To be done ::
Write out the listing in full, matching it word for word.

Data extract ::
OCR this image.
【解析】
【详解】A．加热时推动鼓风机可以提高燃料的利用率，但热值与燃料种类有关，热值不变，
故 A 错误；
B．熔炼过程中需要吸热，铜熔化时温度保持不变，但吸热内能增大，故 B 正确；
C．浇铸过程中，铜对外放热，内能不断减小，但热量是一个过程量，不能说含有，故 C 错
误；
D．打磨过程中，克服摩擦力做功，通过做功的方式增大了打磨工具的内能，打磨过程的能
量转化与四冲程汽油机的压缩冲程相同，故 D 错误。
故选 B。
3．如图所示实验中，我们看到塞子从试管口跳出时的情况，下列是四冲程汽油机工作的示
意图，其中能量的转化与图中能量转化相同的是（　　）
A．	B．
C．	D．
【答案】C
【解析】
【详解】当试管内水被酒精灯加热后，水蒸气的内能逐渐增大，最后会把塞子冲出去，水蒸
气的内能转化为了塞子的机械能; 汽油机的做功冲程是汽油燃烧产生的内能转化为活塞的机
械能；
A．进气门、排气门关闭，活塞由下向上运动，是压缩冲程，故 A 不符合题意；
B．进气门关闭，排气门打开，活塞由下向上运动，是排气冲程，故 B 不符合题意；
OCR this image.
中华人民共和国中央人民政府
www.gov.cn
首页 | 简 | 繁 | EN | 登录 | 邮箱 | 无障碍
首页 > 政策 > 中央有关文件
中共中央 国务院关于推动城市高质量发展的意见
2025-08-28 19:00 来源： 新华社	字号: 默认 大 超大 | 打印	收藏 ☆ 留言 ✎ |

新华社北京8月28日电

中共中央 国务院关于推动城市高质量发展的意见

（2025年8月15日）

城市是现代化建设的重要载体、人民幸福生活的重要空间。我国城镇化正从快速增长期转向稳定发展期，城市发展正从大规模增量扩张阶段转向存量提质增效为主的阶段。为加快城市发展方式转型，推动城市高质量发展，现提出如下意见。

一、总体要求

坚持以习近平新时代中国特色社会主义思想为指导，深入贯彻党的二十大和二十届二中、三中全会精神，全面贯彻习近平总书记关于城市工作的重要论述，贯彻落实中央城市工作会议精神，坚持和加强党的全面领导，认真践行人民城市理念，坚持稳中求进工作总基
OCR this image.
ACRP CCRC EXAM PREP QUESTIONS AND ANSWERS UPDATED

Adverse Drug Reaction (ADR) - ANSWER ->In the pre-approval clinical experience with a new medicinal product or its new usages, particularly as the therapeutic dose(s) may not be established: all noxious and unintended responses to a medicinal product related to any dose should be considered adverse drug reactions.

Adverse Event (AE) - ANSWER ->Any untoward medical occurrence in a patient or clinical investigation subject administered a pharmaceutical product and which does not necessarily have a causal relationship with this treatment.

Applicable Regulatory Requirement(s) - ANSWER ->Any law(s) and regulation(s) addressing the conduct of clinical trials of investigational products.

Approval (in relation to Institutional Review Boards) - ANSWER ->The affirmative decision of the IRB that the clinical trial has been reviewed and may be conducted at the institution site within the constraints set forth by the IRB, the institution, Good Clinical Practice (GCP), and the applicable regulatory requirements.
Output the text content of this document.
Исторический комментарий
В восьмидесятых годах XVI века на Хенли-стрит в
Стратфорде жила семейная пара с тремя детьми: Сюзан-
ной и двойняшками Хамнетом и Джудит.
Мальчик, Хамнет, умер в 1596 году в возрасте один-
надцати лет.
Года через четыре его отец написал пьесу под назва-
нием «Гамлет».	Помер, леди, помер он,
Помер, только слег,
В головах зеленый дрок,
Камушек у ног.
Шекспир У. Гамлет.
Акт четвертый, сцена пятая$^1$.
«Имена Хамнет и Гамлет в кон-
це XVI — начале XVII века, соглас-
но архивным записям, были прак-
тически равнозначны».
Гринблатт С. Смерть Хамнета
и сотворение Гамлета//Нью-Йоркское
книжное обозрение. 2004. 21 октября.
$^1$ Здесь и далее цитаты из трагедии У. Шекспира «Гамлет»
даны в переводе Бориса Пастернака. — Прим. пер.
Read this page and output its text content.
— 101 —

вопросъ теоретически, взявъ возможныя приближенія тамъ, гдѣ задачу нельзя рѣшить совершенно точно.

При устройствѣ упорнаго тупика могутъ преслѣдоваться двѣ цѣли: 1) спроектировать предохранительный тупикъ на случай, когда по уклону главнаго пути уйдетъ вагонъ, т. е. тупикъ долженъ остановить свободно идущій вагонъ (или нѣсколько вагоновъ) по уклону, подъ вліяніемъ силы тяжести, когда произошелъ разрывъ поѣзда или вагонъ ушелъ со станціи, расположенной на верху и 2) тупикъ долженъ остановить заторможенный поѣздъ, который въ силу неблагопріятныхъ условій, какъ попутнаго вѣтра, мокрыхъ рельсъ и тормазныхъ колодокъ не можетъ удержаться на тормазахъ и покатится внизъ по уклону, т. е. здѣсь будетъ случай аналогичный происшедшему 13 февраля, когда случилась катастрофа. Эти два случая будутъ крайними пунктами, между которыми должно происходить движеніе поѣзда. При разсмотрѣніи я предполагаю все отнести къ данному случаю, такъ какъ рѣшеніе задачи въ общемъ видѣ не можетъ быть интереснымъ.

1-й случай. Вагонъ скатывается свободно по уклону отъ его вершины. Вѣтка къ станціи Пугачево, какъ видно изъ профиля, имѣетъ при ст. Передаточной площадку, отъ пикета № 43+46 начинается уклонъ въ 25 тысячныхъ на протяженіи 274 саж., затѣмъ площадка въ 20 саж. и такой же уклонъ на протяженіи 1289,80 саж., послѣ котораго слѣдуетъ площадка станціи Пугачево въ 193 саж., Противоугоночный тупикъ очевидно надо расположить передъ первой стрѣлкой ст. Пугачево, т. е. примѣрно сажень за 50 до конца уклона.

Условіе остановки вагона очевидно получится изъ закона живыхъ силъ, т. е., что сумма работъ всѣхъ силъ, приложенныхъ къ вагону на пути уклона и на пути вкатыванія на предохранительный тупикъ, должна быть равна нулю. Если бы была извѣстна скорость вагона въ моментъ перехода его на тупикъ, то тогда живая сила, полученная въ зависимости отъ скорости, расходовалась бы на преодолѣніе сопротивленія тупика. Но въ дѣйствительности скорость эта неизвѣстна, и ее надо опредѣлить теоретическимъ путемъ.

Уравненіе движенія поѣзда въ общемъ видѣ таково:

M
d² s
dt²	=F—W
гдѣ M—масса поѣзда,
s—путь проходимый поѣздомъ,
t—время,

Exercise solution ::
OCR this image.
【解析】
【详解】A．加热时推动鼓风机可以提高燃料的利用率，但热值与燃料种类有关，热值不变，
故 A 错误；
B．熔炼过程中需要吸热，铜熔化时温度保持不变，但吸热内能增大，故 B 正确；
C．浇铸过程中，铜对外放热，内能不断减小，但热量是一个过程量，不能说含有，故 C 错
误；
D．打磨过程中，克服摩擦力做功，通过做功的方式增大了打磨工具的内能，打磨过程的能
量转化与四冲程汽油机的压缩冲程相同，故 D 错误。
故选 B。
3．如图所示实验中，我们看到塞子从试管口跳出时的情况，下列是四冲程汽油机工作的示
意图，其中能量的转化与图中能量转化相同的是（　　）
A．	B．
C．	D．
【答案】C
【解析】
【详解】当试管内水被酒精灯加热后，水蒸气的内能逐渐增大，最后会把塞子冲出去，水蒸
气的内能转化为了塞子的机械能; 汽油机的做功冲程是汽油燃烧产生的内能转化为活塞的机
械能；
A．进气门、排气门关闭，活塞由下向上运动，是压缩冲程，故 A 不符合题意；
B．进气门关闭，排气门打开，活塞由下向上运动，是排气冲程，故 B 不符合题意；
OCR this image.
中华人民共和国中央人民政府
www.gov.cn
首页 | 简 | 繁 | EN | 登录 | 邮箱 | 无障碍
首页 > 政策 > 中央有关文件
中共中央 国务院关于推动城市高质量发展的意见
2025-08-28 19:00 来源： 新华社	字号: 默认 大 超大 | 打印	收藏 ☆ 留言 ✎ |

新华社北京8月28日电

中共中央 国务院关于推动城市高质量发展的意见

（2025年8月15日）

城市是现代化建设的重要载体、人民幸福生活的重要空间。我国城镇化正从快速增长期转向稳定发展期，城市发展正从大规模增量扩张阶段转向存量提质增效为主的阶段。为加快城市发展方式转型，推动城市高质量发展，现提出如下意见。

一、总体要求

坚持以习近平新时代中国特色社会主义思想为指导，深入贯彻党的二十大和二十届二中、三中全会精神，全面贯彻习近平总书记关于城市工作的重要论述，贯彻落实中央城市工作会议精神，坚持和加强党的全面领导，认真践行人民城市理念，坚持稳中求进工作总基
OCR this image.
ACRP CCRC EXAM PREP QUESTIONS AND ANSWERS UPDATED

Adverse Drug Reaction (ADR) - ANSWER ->In the pre-approval clinical experience with a new medicinal product or its new usages, particularly as the therapeutic dose(s) may not be established: all noxious and unintended responses to a medicinal product related to any dose should be considered adverse drug reactions.

Adverse Event (AE) - ANSWER ->Any untoward medical occurrence in a patient or clinical investigation subject administered a pharmaceutical product and which does not necessarily have a causal relationship with this treatment.

Applicable Regulatory Requirement(s) - ANSWER ->Any law(s) and regulation(s) addressing the conduct of clinical trials of investigational products.

Approval (in relation to Institutional Review Boards) - ANSWER ->The affirmative decision of the IRB that the clinical trial has been reviewed and may be conducted at the institution site within the constraints set forth by the IRB, the institution, Good Clinical Practice (GCP), and the applicable regulatory requirements.
Output the text content of this document.
Исторический комментарий
В восьмидесятых годах XVI века на Хенли-стрит в
Стратфорде жила семейная пара с тремя детьми: Сюзан-
ной и двойняшками Хамнетом и Джудит.
Мальчик, Хамнет, умер в 1596 году в возрасте один-
надцати лет.
Года через четыре его отец написал пьесу под назва-
нием «Гамлет».	Помер, леди, помер он,
Помер, только слег,
В головах зеленый дрок,
Камушек у ног.
Шекспир У. Гамлет.
Акт четвертый, сцена пятая$^1$.
«Имена Хамнет и Гамлет в кон-
це XVI — начале XVII века, соглас-
но архивным записям, были прак-
тически равнозначны».
Гринблатт С. Смерть Хамнета
и сотворение Гамлета//Нью-Йоркское
книжное обозрение. 2004. 21 октября.
$^1$ Здесь и далее цитаты из трагедии У. Шекспира «Гамлет»
даны в переводе Бориса Пастернака. — Прим. пер.
Read this page and output its text content.
— 101 —

вопросъ теоретически, взявъ возможныя приближенія тамъ, гдѣ задачу нельзя рѣшить совершенно точно.

При устройствѣ упорнаго тупика могутъ преслѣдоваться двѣ цѣли: 1) спроектировать предохранительный тупикъ на случай, когда по уклону главнаго пути уйдетъ вагонъ, т. е. тупикъ долженъ остановить свободно идущій вагонъ (или нѣсколько вагоновъ) по уклону, подъ вліяніемъ силы тяжести, когда произошелъ разрывъ поѣзда или вагонъ ушелъ со станціи, расположенной на верху и 2) тупикъ долженъ остановить заторможенный поѣздъ, который въ силу неблагопріятныхъ условій, какъ попутнаго вѣтра, мокрыхъ рельсъ и тормазныхъ колодокъ не можетъ удержаться на тормазахъ и покатится внизъ по уклону, т. е. здѣсь будетъ случай аналогичный происшедшему 13 февраля, когда случилась катастрофа. Эти два случая будутъ крайними пунктами, между которыми должно происходить движеніе поѣзда. При разсмотрѣніи я предполагаю все отнести къ данному случаю, такъ какъ рѣшеніе задачи въ общемъ видѣ не можетъ быть интереснымъ.

1-й случай. Вагонъ скатывается свободно по уклону отъ его вершины. Вѣтка къ станціи Пугачево, какъ видно изъ профиля, имѣетъ при ст. Передаточной площадку, отъ пикета № 43+46 начинается уклонъ въ 25 тысячныхъ на протяженіи 274 саж., затѣмъ площадка въ 20 саж. и такой же уклонъ на протяженіи 1289,80 саж., послѣ котораго слѣдуетъ площадка станціи Пугачево въ 193 саж., Противоугоночный тупикъ очевидно надо расположить передъ первой стрѣлкой ст. Пугачево, т. е. примѣрно сажень за 50 до конца уклона.

Условіе остановки вагона очевидно получится изъ закона живыхъ силъ, т. е., что сумма работъ всѣхъ силъ, приложенныхъ къ вагону на пути уклона и на пути вкатыванія на предохранительный тупикъ, должна быть равна нулю. Если бы была извѣстна скорость вагона въ моментъ перехода его на тупикъ, то тогда живая сила, полученная въ зависимости отъ скорости, расходовалась бы на преодолѣніе сопротивленія тупика. Но въ дѣйствительности скорость эта неизвѣстна, и ее надо опредѣлить теоретическимъ путемъ.

Уравненіе движенія поѣзда въ общемъ видѣ таково:

M
d² s
dt²	=F—W
гдѣ M—масса поѣзда,
s—путь проходимый поѣздомъ,
t—время,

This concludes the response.